(STORED ROWS)
########

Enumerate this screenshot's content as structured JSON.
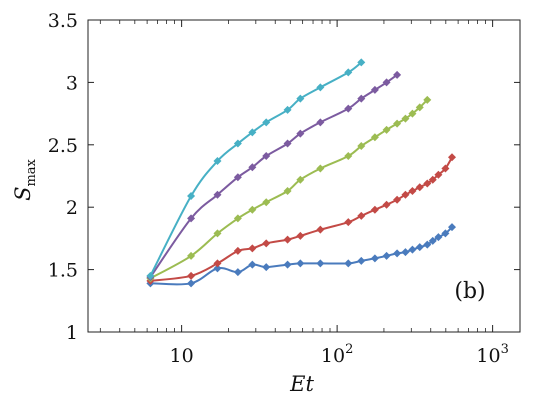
{
  "chart_data": {
    "type": "line",
    "title": "",
    "panel_label": "(b)",
    "xlabel": "Et",
    "ylabel_main": "S",
    "ylabel_sub": "max",
    "xscale": "log",
    "xlim": [
      2.5,
      1500
    ],
    "ylim": [
      1,
      3.5
    ],
    "grid": false,
    "legend": "none",
    "x_ticks": [
      {
        "value": 10,
        "base": "10",
        "exp": ""
      },
      {
        "value": 100,
        "base": "10",
        "exp": "2"
      },
      {
        "value": 1000,
        "base": "10",
        "exp": "3"
      }
    ],
    "y_ticks": [
      {
        "value": 1,
        "label": "1"
      },
      {
        "value": 1.5,
        "label": "1.5"
      },
      {
        "value": 2,
        "label": "2"
      },
      {
        "value": 2.5,
        "label": "2.5"
      },
      {
        "value": 3,
        "label": "3"
      },
      {
        "value": 3.5,
        "label": "3.5"
      }
    ],
    "series": [
      {
        "color": "#4a7bbd",
        "x": [
          6.3,
          11.5,
          17,
          23,
          28.5,
          35,
          48,
          58,
          78,
          118,
          143,
          175,
          208,
          243,
          275,
          305,
          340,
          380,
          412,
          448,
          497,
          548
        ],
        "y": [
          1.39,
          1.39,
          1.51,
          1.48,
          1.54,
          1.52,
          1.54,
          1.55,
          1.55,
          1.55,
          1.57,
          1.59,
          1.61,
          1.63,
          1.64,
          1.66,
          1.68,
          1.7,
          1.73,
          1.76,
          1.79,
          1.84
        ]
      },
      {
        "color": "#c34a46",
        "x": [
          6.3,
          11.5,
          17,
          23,
          28.5,
          35,
          48,
          58,
          78,
          118,
          143,
          175,
          208,
          243,
          275,
          305,
          340,
          380,
          412,
          448,
          497,
          548
        ],
        "y": [
          1.41,
          1.45,
          1.55,
          1.65,
          1.67,
          1.71,
          1.74,
          1.77,
          1.82,
          1.88,
          1.93,
          1.98,
          2.02,
          2.06,
          2.1,
          2.13,
          2.16,
          2.19,
          2.22,
          2.26,
          2.31,
          2.4
        ]
      },
      {
        "color": "#9cbc52",
        "x": [
          6.3,
          11.5,
          17,
          23,
          28.5,
          35,
          48,
          58,
          78,
          118,
          143,
          175,
          208,
          243,
          275,
          305,
          340,
          380
        ],
        "y": [
          1.43,
          1.61,
          1.79,
          1.91,
          1.98,
          2.04,
          2.13,
          2.22,
          2.31,
          2.41,
          2.49,
          2.56,
          2.62,
          2.67,
          2.71,
          2.75,
          2.8,
          2.86
        ]
      },
      {
        "color": "#7c5ba0",
        "x": [
          6.3,
          11.5,
          17,
          23,
          28.5,
          35,
          48,
          58,
          78,
          118,
          143,
          175,
          208,
          243
        ],
        "y": [
          1.44,
          1.91,
          2.1,
          2.24,
          2.32,
          2.41,
          2.51,
          2.59,
          2.68,
          2.79,
          2.87,
          2.94,
          3.0,
          3.06
        ]
      },
      {
        "color": "#47b0c5",
        "x": [
          6.3,
          11.5,
          17,
          23,
          28.5,
          35,
          48,
          58,
          78,
          118,
          143
        ],
        "y": [
          1.45,
          2.09,
          2.37,
          2.51,
          2.6,
          2.68,
          2.78,
          2.87,
          2.96,
          3.08,
          3.16
        ]
      }
    ]
  }
}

########

(DIRECTION) Go through the entries above and print each one exactly, minus the pictures.

(COMPLETE RESPONSE)
Enumerate this screenshot's content as structured JSON.
{
  "chart_data": {
    "type": "line",
    "title": "",
    "panel_label": "(b)",
    "xlabel": "Et",
    "ylabel_main": "S",
    "ylabel_sub": "max",
    "xscale": "log",
    "xlim": [
      2.5,
      1500
    ],
    "ylim": [
      1,
      3.5
    ],
    "grid": false,
    "legend": "none",
    "x_ticks": [
      {
        "value": 10,
        "base": "10",
        "exp": ""
      },
      {
        "value": 100,
        "base": "10",
        "exp": "2"
      },
      {
        "value": 1000,
        "base": "10",
        "exp": "3"
      }
    ],
    "y_ticks": [
      {
        "value": 1,
        "label": "1"
      },
      {
        "value": 1.5,
        "label": "1.5"
      },
      {
        "value": 2,
        "label": "2"
      },
      {
        "value": 2.5,
        "label": "2.5"
      },
      {
        "value": 3,
        "label": "3"
      },
      {
        "value": 3.5,
        "label": "3.5"
      }
    ],
    "series": [
      {
        "color": "#4a7bbd",
        "x": [
          6.3,
          11.5,
          17,
          23,
          28.5,
          35,
          48,
          58,
          78,
          118,
          143,
          175,
          208,
          243,
          275,
          305,
          340,
          380,
          412,
          448,
          497,
          548
        ],
        "y": [
          1.39,
          1.39,
          1.51,
          1.48,
          1.54,
          1.52,
          1.54,
          1.55,
          1.55,
          1.55,
          1.57,
          1.59,
          1.61,
          1.63,
          1.64,
          1.66,
          1.68,
          1.7,
          1.73,
          1.76,
          1.79,
          1.84
        ]
      },
      {
        "color": "#c34a46",
        "x": [
          6.3,
          11.5,
          17,
          23,
          28.5,
          35,
          48,
          58,
          78,
          118,
          143,
          175,
          208,
          243,
          275,
          305,
          340,
          380,
          412,
          448,
          497,
          548
        ],
        "y": [
          1.41,
          1.45,
          1.55,
          1.65,
          1.67,
          1.71,
          1.74,
          1.77,
          1.82,
          1.88,
          1.93,
          1.98,
          2.02,
          2.06,
          2.1,
          2.13,
          2.16,
          2.19,
          2.22,
          2.26,
          2.31,
          2.4
        ]
      },
      {
        "color": "#9cbc52",
        "x": [
          6.3,
          11.5,
          17,
          23,
          28.5,
          35,
          48,
          58,
          78,
          118,
          143,
          175,
          208,
          243,
          275,
          305,
          340,
          380
        ],
        "y": [
          1.43,
          1.61,
          1.79,
          1.91,
          1.98,
          2.04,
          2.13,
          2.22,
          2.31,
          2.41,
          2.49,
          2.56,
          2.62,
          2.67,
          2.71,
          2.75,
          2.8,
          2.86
        ]
      },
      {
        "color": "#7c5ba0",
        "x": [
          6.3,
          11.5,
          17,
          23,
          28.5,
          35,
          48,
          58,
          78,
          118,
          143,
          175,
          208,
          243
        ],
        "y": [
          1.44,
          1.91,
          2.1,
          2.24,
          2.32,
          2.41,
          2.51,
          2.59,
          2.68,
          2.79,
          2.87,
          2.94,
          3.0,
          3.06
        ]
      },
      {
        "color": "#47b0c5",
        "x": [
          6.3,
          11.5,
          17,
          23,
          28.5,
          35,
          48,
          58,
          78,
          118,
          143
        ],
        "y": [
          1.45,
          2.09,
          2.37,
          2.51,
          2.6,
          2.68,
          2.78,
          2.87,
          2.96,
          3.08,
          3.16
        ]
      }
    ]
  }
}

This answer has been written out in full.